### REQUIRED TASK
Every record must be repeated exactly, with no omission.

-- begin --

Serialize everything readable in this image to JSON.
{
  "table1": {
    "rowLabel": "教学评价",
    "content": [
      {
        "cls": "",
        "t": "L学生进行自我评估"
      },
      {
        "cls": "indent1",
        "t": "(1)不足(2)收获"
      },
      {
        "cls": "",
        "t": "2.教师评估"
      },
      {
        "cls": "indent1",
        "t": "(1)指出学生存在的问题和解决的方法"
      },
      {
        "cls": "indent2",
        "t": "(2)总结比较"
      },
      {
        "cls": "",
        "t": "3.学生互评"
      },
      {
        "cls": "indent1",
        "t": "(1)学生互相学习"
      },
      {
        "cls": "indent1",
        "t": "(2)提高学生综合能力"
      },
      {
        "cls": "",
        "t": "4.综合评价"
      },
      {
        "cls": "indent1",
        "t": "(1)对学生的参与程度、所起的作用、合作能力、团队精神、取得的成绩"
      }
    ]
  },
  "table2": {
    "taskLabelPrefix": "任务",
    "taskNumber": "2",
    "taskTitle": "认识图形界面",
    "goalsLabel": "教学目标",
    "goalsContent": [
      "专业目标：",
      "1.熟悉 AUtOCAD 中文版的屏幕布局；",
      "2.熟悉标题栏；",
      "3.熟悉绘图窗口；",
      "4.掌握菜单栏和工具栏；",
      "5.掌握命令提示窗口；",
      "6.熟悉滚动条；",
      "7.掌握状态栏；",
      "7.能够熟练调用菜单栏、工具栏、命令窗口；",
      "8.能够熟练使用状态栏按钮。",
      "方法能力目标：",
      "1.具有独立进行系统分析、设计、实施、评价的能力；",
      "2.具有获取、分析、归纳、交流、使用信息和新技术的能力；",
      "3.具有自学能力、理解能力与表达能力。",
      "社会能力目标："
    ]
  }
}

-- end --

### THE SOLUTION
Serialize everything readable in this image to JSON.
{
  "table1": {
    "rowLabel": "教学评价",
    "content": [
      {
        "cls": "",
        "t": "L学生进行自我评估"
      },
      {
        "cls": "indent1",
        "t": "(1)不足(2)收获"
      },
      {
        "cls": "",
        "t": "2.教师评估"
      },
      {
        "cls": "indent1",
        "t": "(1)指出学生存在的问题和解决的方法"
      },
      {
        "cls": "indent2",
        "t": "(2)总结比较"
      },
      {
        "cls": "",
        "t": "3.学生互评"
      },
      {
        "cls": "indent1",
        "t": "(1)学生互相学习"
      },
      {
        "cls": "indent1",
        "t": "(2)提高学生综合能力"
      },
      {
        "cls": "",
        "t": "4.综合评价"
      },
      {
        "cls": "indent1",
        "t": "(1)对学生的参与程度、所起的作用、合作能力、团队精神、取得的成绩"
      }
    ]
  },
  "table2": {
    "taskLabelPrefix": "任务",
    "taskNumber": "2",
    "taskTitle": "认识图形界面",
    "goalsLabel": "教学目标",
    "goalsContent": [
      "专业目标：",
      "1.熟悉 AUtOCAD 中文版的屏幕布局；",
      "2.熟悉标题栏；",
      "3.熟悉绘图窗口；",
      "4.掌握菜单栏和工具栏；",
      "5.掌握命令提示窗口；",
      "6.熟悉滚动条；",
      "7.掌握状态栏；",
      "7.能够熟练调用菜单栏、工具栏、命令窗口；",
      "8.能够熟练使用状态栏按钮。",
      "方法能力目标：",
      "1.具有独立进行系统分析、设计、实施、评价的能力；",
      "2.具有获取、分析、归纳、交流、使用信息和新技术的能力；",
      "3.具有自学能力、理解能力与表达能力。",
      "社会能力目标："
    ]
  }
}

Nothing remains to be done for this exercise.